[BEGIN]

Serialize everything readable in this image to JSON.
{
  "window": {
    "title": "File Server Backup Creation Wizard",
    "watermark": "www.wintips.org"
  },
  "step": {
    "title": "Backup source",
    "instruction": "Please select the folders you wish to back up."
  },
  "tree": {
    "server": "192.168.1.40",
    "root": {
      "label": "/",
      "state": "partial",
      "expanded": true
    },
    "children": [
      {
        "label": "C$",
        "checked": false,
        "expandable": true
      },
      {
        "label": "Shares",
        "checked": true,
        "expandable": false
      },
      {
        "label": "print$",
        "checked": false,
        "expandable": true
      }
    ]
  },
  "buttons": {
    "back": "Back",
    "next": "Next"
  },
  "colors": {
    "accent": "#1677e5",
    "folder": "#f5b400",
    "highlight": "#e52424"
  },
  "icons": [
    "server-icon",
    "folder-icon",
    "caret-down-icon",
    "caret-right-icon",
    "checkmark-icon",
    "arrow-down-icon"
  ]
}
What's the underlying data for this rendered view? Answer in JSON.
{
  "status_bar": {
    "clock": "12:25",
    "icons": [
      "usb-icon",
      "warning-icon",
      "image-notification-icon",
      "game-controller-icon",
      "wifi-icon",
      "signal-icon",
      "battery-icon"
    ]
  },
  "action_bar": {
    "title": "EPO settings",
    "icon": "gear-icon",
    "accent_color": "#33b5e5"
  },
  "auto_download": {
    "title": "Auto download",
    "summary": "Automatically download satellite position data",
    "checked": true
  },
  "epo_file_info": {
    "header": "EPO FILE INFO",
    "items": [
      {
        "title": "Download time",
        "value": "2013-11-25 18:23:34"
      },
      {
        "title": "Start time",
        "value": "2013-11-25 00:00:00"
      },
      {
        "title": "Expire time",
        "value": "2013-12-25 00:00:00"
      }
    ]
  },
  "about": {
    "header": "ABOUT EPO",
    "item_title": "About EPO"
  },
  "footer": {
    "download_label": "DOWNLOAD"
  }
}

[END]

* EXERCISE AIM
Please output the complete data exactly.

* SOLUTION TO THE PROBLEM
Serialize everything readable in this image to JSON.
{
  "window": {
    "title": "File Server Backup Creation Wizard",
    "watermark": "www.wintips.org"
  },
  "step": {
    "title": "Backup source",
    "instruction": "Please select the folders you wish to back up."
  },
  "tree": {
    "server": "192.168.1.40",
    "root": {
      "label": "/",
      "state": "partial",
      "expanded": true
    },
    "children": [
      {
        "label": "C$",
        "checked": false,
        "expandable": true
      },
      {
        "label": "Shares",
        "checked": true,
        "expandable": false
      },
      {
        "label": "print$",
        "checked": false,
        "expandable": true
      }
    ]
  },
  "buttons": {
    "back": "Back",
    "next": "Next"
  },
  "colors": {
    "accent": "#1677e5",
    "folder": "#f5b400",
    "highlight": "#e52424"
  },
  "icons": [
    "server-icon",
    "folder-icon",
    "caret-down-icon",
    "caret-right-icon",
    "checkmark-icon",
    "arrow-down-icon"
  ]
}
What's the underlying data for this rendered view? Answer in JSON.
{
  "status_bar": {
    "clock": "12:25",
    "icons": [
      "usb-icon",
      "warning-icon",
      "image-notification-icon",
      "game-controller-icon",
      "wifi-icon",
      "signal-icon",
      "battery-icon"
    ]
  },
  "action_bar": {
    "title": "EPO settings",
    "icon": "gear-icon",
    "accent_color": "#33b5e5"
  },
  "auto_download": {
    "title": "Auto download",
    "summary": "Automatically download satellite position data",
    "checked": true
  },
  "epo_file_info": {
    "header": "EPO FILE INFO",
    "items": [
      {
        "title": "Download time",
        "value": "2013-11-25 18:23:34"
      },
      {
        "title": "Start time",
        "value": "2013-11-25 00:00:00"
      },
      {
        "title": "Expire time",
        "value": "2013-12-25 00:00:00"
      }
    ]
  },
  "about": {
    "header": "ABOUT EPO",
    "item_title": "About EPO"
  },
  "footer": {
    "download_label": "DOWNLOAD"
  }
}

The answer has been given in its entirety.